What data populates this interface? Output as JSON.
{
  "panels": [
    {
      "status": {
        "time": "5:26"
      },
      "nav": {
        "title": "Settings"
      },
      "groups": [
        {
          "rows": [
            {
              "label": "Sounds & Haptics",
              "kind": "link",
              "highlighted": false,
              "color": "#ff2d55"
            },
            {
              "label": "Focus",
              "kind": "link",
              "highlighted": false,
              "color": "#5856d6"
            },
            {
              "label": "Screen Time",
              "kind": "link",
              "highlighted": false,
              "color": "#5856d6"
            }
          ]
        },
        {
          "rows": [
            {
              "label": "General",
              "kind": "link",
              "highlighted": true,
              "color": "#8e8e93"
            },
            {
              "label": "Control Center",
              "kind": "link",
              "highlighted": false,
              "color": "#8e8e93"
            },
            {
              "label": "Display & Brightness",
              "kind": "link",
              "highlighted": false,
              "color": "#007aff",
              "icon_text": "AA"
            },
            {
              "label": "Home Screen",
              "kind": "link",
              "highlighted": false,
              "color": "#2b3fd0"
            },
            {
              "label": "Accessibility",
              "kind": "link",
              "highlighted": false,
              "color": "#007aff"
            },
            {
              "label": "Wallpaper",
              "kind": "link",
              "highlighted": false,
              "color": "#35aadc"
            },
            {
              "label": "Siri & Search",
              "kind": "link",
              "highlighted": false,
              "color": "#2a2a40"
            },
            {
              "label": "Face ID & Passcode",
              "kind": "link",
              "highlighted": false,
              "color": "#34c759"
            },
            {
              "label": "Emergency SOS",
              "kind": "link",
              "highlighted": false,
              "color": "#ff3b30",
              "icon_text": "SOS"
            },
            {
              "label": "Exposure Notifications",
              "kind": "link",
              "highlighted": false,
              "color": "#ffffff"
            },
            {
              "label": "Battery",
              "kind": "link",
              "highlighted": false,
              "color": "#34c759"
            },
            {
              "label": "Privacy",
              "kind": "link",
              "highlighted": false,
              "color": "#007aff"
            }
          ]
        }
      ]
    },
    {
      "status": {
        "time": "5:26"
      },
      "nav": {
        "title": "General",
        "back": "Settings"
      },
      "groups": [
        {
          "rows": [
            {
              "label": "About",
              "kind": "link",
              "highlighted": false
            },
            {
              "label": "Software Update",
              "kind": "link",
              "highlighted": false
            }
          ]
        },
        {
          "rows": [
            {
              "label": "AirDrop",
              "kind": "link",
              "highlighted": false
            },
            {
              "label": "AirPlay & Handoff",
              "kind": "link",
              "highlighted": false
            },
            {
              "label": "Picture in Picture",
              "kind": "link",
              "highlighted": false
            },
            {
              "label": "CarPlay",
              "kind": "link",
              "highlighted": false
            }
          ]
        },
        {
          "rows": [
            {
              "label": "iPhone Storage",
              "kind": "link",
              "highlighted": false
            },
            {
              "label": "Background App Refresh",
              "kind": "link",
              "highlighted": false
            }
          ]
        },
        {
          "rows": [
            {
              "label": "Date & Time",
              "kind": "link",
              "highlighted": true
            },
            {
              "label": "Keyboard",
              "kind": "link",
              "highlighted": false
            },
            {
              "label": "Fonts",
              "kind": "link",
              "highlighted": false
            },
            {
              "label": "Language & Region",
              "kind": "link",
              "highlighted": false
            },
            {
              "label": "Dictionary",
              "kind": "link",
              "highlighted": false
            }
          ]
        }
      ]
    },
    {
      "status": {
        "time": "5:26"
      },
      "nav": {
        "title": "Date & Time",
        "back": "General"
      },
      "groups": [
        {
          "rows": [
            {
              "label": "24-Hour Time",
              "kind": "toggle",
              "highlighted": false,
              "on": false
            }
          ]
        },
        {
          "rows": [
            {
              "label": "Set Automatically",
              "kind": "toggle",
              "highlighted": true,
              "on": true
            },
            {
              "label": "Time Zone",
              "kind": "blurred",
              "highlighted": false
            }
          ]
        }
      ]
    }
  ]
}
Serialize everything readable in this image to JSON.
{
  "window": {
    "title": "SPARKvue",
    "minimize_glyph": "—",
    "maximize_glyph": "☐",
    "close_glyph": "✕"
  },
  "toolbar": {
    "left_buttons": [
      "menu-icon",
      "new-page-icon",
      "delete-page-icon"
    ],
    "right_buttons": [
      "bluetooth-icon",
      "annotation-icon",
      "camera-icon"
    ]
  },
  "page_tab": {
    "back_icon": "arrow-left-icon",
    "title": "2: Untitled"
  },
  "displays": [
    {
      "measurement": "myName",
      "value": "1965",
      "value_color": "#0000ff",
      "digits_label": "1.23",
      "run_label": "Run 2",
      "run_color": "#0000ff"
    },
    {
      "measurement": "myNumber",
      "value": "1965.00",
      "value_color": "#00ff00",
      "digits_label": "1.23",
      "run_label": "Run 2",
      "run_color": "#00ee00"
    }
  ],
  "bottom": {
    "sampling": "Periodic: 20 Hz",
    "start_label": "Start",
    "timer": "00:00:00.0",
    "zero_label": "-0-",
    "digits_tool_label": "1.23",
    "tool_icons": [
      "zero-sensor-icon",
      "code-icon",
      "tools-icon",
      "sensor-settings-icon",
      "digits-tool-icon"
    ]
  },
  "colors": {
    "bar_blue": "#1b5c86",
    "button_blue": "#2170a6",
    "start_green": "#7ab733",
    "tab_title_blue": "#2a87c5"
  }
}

────────

*Exercise directions*
The entries above should be repeated exactly, every one of them.

*Task answer*
What data populates this interface? Output as JSON.
{
  "panels": [
    {
      "status": {
        "time": "5:26"
      },
      "nav": {
        "title": "Settings"
      },
      "groups": [
        {
          "rows": [
            {
              "label": "Sounds & Haptics",
              "kind": "link",
              "highlighted": false,
              "color": "#ff2d55"
            },
            {
              "label": "Focus",
              "kind": "link",
              "highlighted": false,
              "color": "#5856d6"
            },
            {
              "label": "Screen Time",
              "kind": "link",
              "highlighted": false,
              "color": "#5856d6"
            }
          ]
        },
        {
          "rows": [
            {
              "label": "General",
              "kind": "link",
              "highlighted": true,
              "color": "#8e8e93"
            },
            {
              "label": "Control Center",
              "kind": "link",
              "highlighted": false,
              "color": "#8e8e93"
            },
            {
              "label": "Display & Brightness",
              "kind": "link",
              "highlighted": false,
              "color": "#007aff",
              "icon_text": "AA"
            },
            {
              "label": "Home Screen",
              "kind": "link",
              "highlighted": false,
              "color": "#2b3fd0"
            },
            {
              "label": "Accessibility",
              "kind": "link",
              "highlighted": false,
              "color": "#007aff"
            },
            {
              "label": "Wallpaper",
              "kind": "link",
              "highlighted": false,
              "color": "#35aadc"
            },
            {
              "label": "Siri & Search",
              "kind": "link",
              "highlighted": false,
              "color": "#2a2a40"
            },
            {
              "label": "Face ID & Passcode",
              "kind": "link",
              "highlighted": false,
              "color": "#34c759"
            },
            {
              "label": "Emergency SOS",
              "kind": "link",
              "highlighted": false,
              "color": "#ff3b30",
              "icon_text": "SOS"
            },
            {
              "label": "Exposure Notifications",
              "kind": "link",
              "highlighted": false,
              "color": "#ffffff"
            },
            {
              "label": "Battery",
              "kind": "link",
              "highlighted": false,
              "color": "#34c759"
            },
            {
              "label": "Privacy",
              "kind": "link",
              "highlighted": false,
              "color": "#007aff"
            }
          ]
        }
      ]
    },
    {
      "status": {
        "time": "5:26"
      },
      "nav": {
        "title": "General",
        "back": "Settings"
      },
      "groups": [
        {
          "rows": [
            {
              "label": "About",
              "kind": "link",
              "highlighted": false
            },
            {
              "label": "Software Update",
              "kind": "link",
              "highlighted": false
            }
          ]
        },
        {
          "rows": [
            {
              "label": "AirDrop",
              "kind": "link",
              "highlighted": false
            },
            {
              "label": "AirPlay & Handoff",
              "kind": "link",
              "highlighted": false
            },
            {
              "label": "Picture in Picture",
              "kind": "link",
              "highlighted": false
            },
            {
              "label": "CarPlay",
              "kind": "link",
              "highlighted": false
            }
          ]
        },
        {
          "rows": [
            {
              "label": "iPhone Storage",
              "kind": "link",
              "highlighted": false
            },
            {
              "label": "Background App Refresh",
              "kind": "link",
              "highlighted": false
            }
          ]
        },
        {
          "rows": [
            {
              "label": "Date & Time",
              "kind": "link",
              "highlighted": true
            },
            {
              "label": "Keyboard",
              "kind": "link",
              "highlighted": false
            },
            {
              "label": "Fonts",
              "kind": "link",
              "highlighted": false
            },
            {
              "label": "Language & Region",
              "kind": "link",
              "highlighted": false
            },
            {
              "label": "Dictionary",
              "kind": "link",
              "highlighted": false
            }
          ]
        }
      ]
    },
    {
      "status": {
        "time": "5:26"
      },
      "nav": {
        "title": "Date & Time",
        "back": "General"
      },
      "groups": [
        {
          "rows": [
            {
              "label": "24-Hour Time",
              "kind": "toggle",
              "highlighted": false,
              "on": false
            }
          ]
        },
        {
          "rows": [
            {
              "label": "Set Automatically",
              "kind": "toggle",
              "highlighted": true,
              "on": true
            },
            {
              "label": "Time Zone",
              "kind": "blurred",
              "highlighted": false
            }
          ]
        }
      ]
    }
  ]
}
Serialize everything readable in this image to JSON.
{
  "window": {
    "title": "SPARKvue",
    "minimize_glyph": "—",
    "maximize_glyph": "☐",
    "close_glyph": "✕"
  },
  "toolbar": {
    "left_buttons": [
      "menu-icon",
      "new-page-icon",
      "delete-page-icon"
    ],
    "right_buttons": [
      "bluetooth-icon",
      "annotation-icon",
      "camera-icon"
    ]
  },
  "page_tab": {
    "back_icon": "arrow-left-icon",
    "title": "2: Untitled"
  },
  "displays": [
    {
      "measurement": "myName",
      "value": "1965",
      "value_color": "#0000ff",
      "digits_label": "1.23",
      "run_label": "Run 2",
      "run_color": "#0000ff"
    },
    {
      "measurement": "myNumber",
      "value": "1965.00",
      "value_color": "#00ff00",
      "digits_label": "1.23",
      "run_label": "Run 2",
      "run_color": "#00ee00"
    }
  ],
  "bottom": {
    "sampling": "Periodic: 20 Hz",
    "start_label": "Start",
    "timer": "00:00:00.0",
    "zero_label": "-0-",
    "digits_tool_label": "1.23",
    "tool_icons": [
      "zero-sensor-icon",
      "code-icon",
      "tools-icon",
      "sensor-settings-icon",
      "digits-tool-icon"
    ]
  },
  "colors": {
    "bar_blue": "#1b5c86",
    "button_blue": "#2170a6",
    "start_green": "#7ab733",
    "tab_title_blue": "#2a87c5"
  }
}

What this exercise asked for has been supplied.